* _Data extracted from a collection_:

[Begin]

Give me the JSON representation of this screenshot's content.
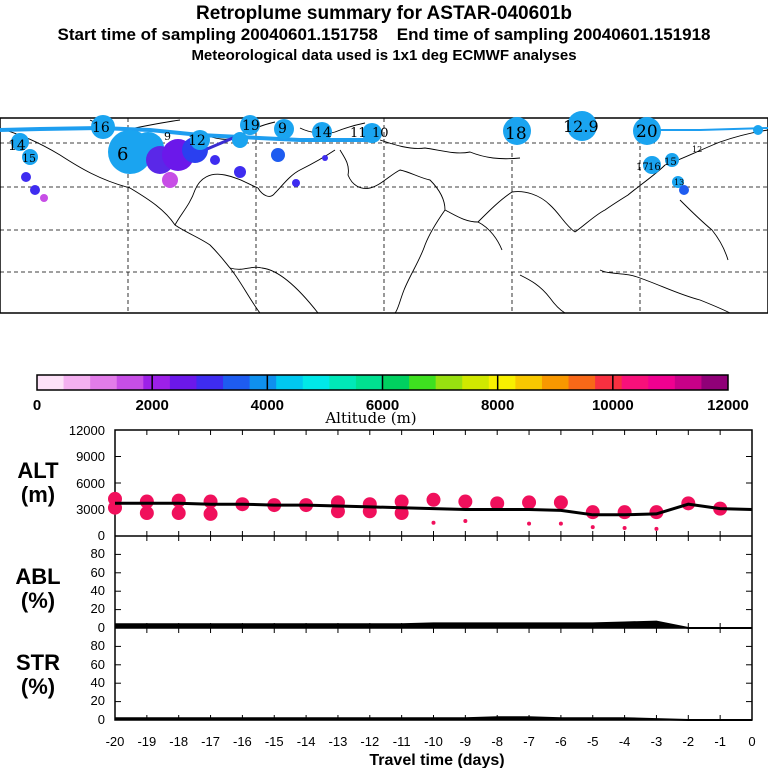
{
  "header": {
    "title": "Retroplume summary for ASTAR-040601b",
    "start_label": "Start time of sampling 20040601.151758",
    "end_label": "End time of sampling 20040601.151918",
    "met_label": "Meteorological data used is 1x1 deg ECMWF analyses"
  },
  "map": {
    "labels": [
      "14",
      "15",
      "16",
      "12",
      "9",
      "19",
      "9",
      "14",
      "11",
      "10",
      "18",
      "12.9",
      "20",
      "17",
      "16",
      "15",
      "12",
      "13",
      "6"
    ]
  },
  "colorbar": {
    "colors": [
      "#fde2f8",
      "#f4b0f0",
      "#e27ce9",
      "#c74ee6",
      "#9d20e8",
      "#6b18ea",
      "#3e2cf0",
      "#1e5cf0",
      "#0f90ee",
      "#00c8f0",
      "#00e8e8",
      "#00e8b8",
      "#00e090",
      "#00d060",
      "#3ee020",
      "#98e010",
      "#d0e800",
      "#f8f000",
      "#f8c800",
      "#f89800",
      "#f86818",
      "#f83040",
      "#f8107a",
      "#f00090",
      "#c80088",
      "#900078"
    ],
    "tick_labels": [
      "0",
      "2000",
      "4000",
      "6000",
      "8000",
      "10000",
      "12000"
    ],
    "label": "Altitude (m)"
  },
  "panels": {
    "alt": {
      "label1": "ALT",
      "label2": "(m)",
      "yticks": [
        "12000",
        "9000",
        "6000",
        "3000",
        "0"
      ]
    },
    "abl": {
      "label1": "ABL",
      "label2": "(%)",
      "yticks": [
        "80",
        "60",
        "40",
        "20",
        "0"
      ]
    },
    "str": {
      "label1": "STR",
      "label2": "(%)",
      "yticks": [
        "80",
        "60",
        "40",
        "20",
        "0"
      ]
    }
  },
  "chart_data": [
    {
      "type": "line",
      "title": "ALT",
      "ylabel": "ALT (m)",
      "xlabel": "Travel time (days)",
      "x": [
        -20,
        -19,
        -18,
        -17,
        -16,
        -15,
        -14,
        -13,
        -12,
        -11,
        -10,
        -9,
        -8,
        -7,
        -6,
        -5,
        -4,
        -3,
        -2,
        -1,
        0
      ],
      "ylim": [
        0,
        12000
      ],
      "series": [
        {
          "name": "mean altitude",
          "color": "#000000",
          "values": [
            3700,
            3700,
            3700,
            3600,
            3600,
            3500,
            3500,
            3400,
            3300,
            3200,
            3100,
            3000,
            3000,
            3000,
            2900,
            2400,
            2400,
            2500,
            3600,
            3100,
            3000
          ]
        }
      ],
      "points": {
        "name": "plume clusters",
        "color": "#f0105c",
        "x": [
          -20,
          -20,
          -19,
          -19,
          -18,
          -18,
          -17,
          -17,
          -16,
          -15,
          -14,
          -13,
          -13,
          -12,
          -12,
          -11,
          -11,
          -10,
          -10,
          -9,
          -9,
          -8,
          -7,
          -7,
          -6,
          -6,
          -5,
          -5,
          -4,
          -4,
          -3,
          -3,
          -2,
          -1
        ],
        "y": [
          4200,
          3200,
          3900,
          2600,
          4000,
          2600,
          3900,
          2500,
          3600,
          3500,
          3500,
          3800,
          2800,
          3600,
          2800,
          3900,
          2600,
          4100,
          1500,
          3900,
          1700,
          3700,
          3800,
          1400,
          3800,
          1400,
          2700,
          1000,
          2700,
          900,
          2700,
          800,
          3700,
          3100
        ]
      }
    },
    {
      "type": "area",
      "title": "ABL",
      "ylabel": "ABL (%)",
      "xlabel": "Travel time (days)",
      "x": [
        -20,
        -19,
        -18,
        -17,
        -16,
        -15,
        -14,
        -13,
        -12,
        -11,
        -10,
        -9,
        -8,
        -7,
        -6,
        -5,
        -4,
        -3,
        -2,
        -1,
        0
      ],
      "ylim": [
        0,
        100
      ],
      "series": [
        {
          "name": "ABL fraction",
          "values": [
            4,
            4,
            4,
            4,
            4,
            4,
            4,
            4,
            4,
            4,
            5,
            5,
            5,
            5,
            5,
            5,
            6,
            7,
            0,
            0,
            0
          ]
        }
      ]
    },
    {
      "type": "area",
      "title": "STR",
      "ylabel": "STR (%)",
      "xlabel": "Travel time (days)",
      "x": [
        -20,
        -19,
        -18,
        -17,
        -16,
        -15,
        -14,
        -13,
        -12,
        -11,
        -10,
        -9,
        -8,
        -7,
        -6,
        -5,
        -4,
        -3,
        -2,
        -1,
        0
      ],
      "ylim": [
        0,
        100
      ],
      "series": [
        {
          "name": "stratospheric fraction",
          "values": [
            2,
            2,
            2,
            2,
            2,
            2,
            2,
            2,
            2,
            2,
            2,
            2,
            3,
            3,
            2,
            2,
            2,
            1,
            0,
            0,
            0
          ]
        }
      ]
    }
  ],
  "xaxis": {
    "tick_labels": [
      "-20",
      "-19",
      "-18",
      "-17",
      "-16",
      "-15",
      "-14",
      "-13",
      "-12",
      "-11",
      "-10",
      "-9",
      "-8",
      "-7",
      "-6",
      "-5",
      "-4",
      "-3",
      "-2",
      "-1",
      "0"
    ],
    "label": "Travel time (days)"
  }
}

[End]

* _Exercise directions_: Identify all lines where the word "sampling" shows up. Copy them.

* _Exercise response_:
    "start_label": "Start time of sampling 20040601.151758",
    "end_label": "End time of sampling 20040601.151918",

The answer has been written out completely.